#### EXERCISE MATERIALS ####

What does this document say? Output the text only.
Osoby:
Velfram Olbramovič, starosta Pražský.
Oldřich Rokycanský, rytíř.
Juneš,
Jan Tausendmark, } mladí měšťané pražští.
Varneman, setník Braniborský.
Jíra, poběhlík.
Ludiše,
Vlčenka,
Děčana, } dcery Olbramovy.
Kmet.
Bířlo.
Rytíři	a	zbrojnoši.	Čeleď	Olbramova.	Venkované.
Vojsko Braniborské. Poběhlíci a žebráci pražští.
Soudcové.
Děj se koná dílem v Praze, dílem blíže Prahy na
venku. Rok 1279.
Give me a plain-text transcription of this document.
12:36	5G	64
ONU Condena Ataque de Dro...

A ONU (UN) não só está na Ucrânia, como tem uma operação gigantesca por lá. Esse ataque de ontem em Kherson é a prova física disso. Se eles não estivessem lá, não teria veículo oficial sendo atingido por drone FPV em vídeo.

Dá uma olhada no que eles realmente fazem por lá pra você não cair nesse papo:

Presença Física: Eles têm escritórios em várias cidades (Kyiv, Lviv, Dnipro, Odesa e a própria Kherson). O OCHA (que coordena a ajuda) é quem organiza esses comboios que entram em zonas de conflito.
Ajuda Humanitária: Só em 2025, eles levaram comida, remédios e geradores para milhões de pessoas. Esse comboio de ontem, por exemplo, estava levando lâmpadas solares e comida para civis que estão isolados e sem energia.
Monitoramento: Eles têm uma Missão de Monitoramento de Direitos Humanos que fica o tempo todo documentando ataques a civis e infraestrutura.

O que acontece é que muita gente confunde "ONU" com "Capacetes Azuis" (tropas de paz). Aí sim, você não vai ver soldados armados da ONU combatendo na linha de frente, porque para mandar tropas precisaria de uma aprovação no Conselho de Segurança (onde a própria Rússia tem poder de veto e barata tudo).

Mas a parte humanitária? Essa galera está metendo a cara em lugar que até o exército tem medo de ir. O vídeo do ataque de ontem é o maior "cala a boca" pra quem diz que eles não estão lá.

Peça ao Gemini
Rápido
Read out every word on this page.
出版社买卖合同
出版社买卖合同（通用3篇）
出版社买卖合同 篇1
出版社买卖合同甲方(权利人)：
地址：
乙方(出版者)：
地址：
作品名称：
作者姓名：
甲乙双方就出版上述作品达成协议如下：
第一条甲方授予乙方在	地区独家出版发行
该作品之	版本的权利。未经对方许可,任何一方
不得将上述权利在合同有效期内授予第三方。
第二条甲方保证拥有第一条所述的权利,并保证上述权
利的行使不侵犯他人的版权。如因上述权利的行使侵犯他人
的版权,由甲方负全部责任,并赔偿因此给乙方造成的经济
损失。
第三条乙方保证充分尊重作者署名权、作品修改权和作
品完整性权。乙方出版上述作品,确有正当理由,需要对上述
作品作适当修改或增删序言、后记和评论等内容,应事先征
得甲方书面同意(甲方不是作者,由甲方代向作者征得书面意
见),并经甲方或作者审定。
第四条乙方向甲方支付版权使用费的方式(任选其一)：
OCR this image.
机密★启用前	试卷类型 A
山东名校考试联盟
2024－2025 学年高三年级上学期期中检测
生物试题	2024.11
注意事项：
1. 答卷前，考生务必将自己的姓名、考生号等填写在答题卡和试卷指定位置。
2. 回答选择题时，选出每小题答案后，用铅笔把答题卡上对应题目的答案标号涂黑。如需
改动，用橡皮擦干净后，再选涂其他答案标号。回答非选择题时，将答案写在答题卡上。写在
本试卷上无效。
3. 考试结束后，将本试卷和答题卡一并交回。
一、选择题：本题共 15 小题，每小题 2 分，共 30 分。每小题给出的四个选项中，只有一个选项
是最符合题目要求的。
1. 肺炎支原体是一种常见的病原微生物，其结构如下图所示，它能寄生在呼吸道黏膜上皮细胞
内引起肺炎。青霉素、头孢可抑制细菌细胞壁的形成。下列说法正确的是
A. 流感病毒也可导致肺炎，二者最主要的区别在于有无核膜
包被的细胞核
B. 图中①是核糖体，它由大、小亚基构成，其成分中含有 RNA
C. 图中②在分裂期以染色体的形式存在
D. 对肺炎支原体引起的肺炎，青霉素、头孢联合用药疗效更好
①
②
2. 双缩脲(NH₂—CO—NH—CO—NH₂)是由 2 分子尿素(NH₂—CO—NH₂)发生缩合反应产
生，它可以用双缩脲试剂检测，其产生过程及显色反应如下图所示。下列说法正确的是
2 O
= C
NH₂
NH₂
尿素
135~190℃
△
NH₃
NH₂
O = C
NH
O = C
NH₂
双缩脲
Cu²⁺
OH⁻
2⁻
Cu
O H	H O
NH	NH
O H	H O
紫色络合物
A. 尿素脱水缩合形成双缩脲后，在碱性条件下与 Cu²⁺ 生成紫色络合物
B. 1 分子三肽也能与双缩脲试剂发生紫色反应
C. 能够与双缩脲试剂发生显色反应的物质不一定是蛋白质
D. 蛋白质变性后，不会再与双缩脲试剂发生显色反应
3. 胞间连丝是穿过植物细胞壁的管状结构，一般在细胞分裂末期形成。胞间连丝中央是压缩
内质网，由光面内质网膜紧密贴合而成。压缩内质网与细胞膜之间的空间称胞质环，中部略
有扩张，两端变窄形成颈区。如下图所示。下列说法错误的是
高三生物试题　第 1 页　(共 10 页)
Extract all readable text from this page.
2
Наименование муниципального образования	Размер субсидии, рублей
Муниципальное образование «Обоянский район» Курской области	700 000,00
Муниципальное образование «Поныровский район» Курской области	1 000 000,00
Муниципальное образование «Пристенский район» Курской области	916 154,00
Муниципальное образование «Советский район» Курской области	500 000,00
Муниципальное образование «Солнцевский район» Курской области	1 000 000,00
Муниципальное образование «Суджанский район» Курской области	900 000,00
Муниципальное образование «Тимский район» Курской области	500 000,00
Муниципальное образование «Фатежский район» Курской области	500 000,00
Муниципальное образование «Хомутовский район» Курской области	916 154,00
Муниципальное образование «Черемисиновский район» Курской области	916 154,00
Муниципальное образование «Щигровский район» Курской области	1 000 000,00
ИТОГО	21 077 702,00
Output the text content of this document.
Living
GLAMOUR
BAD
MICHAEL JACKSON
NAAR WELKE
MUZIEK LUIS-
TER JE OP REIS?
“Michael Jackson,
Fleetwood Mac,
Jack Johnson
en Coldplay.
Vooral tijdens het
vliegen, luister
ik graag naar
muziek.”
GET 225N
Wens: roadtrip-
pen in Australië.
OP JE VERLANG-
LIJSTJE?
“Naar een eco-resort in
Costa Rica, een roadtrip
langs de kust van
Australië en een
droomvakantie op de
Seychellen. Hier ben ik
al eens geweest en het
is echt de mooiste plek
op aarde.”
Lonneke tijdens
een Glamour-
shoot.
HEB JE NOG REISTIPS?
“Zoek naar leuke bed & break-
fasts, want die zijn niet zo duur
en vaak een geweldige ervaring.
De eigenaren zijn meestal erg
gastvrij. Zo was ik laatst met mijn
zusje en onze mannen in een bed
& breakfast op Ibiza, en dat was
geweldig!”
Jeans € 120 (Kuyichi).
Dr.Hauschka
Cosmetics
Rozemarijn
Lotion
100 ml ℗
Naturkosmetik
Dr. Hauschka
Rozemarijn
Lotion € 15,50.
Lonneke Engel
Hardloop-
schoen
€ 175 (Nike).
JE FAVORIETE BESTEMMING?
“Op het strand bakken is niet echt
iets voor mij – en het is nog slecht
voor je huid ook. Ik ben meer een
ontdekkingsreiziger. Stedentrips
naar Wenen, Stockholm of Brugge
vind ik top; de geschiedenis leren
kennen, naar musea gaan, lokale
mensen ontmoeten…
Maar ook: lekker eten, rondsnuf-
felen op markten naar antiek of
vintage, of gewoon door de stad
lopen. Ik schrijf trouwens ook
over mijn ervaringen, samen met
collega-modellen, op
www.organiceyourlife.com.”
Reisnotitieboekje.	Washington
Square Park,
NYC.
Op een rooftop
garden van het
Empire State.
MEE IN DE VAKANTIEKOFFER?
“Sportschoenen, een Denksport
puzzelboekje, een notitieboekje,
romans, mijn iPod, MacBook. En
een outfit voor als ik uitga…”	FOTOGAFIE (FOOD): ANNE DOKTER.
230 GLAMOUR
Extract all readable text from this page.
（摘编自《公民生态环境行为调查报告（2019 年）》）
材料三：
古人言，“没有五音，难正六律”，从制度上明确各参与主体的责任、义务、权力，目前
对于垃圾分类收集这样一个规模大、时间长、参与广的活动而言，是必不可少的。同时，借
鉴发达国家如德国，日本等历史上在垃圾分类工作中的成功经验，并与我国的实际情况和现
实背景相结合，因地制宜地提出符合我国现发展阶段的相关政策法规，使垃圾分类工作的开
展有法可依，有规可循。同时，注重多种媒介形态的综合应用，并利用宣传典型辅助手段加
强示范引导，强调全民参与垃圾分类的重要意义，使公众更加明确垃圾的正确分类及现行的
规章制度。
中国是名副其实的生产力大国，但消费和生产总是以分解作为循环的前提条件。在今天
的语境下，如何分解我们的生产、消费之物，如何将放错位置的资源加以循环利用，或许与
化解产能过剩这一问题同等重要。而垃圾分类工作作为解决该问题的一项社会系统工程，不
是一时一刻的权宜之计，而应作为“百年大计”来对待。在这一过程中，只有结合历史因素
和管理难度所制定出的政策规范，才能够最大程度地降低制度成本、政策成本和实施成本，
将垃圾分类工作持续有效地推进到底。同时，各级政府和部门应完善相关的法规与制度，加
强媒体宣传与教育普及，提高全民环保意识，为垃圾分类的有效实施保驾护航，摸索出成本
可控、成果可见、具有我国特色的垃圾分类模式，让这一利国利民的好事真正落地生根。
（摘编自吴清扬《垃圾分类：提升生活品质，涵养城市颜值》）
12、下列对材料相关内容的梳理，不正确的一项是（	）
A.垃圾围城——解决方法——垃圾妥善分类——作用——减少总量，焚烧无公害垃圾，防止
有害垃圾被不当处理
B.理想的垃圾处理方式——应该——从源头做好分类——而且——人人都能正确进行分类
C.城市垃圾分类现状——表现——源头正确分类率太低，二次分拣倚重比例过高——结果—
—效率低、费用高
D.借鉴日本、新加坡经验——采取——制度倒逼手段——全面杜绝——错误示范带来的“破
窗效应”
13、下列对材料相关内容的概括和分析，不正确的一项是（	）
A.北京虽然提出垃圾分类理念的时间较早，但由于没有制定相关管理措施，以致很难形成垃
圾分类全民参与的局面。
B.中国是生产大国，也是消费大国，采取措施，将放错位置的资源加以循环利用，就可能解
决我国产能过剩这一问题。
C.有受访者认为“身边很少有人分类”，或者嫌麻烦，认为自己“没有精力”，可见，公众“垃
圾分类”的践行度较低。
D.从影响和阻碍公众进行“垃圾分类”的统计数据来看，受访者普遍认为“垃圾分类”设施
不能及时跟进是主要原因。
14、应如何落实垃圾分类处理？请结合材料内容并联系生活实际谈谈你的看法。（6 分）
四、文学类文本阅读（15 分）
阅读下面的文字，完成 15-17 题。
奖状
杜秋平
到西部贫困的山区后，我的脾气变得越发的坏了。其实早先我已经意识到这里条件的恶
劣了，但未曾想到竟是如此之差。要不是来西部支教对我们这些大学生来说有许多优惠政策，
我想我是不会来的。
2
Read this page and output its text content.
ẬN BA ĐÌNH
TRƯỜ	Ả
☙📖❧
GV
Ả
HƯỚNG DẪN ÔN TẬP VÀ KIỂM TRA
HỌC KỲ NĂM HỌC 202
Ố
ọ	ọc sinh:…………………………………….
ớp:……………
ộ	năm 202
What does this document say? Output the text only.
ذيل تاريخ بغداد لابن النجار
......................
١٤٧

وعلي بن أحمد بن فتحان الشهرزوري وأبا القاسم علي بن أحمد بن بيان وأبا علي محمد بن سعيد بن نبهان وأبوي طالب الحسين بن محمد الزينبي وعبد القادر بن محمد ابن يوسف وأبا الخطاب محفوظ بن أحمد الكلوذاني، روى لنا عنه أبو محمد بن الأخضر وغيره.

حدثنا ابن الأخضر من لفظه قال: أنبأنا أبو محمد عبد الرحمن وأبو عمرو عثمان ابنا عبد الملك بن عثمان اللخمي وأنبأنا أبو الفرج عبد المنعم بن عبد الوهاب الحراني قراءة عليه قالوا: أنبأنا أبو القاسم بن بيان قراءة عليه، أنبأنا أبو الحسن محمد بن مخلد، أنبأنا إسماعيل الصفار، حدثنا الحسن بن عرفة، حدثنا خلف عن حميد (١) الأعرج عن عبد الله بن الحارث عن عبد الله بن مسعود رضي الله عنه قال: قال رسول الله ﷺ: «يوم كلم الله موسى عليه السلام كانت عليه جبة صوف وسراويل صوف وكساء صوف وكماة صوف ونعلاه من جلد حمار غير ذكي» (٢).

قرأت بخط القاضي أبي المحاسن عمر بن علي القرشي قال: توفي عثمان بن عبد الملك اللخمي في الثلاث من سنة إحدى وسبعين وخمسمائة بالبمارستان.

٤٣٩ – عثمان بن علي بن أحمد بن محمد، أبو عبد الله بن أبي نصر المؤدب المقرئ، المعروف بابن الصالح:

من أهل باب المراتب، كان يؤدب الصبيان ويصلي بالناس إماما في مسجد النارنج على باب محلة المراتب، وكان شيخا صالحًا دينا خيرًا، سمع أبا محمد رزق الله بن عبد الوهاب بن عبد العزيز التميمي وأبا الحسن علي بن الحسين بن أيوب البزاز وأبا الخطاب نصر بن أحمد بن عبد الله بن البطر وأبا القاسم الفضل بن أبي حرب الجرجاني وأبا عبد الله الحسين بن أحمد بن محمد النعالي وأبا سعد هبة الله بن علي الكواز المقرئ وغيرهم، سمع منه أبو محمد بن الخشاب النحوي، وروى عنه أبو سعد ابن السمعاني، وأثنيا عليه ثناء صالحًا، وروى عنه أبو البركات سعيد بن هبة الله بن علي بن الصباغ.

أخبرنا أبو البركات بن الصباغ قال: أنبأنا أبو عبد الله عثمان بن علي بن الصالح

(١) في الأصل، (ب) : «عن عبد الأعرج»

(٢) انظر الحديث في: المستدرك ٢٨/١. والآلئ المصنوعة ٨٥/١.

####

### DIRECTION
What is the number of lines containing "عثمان"? Give that number only.

### RESPONSE BELOW
4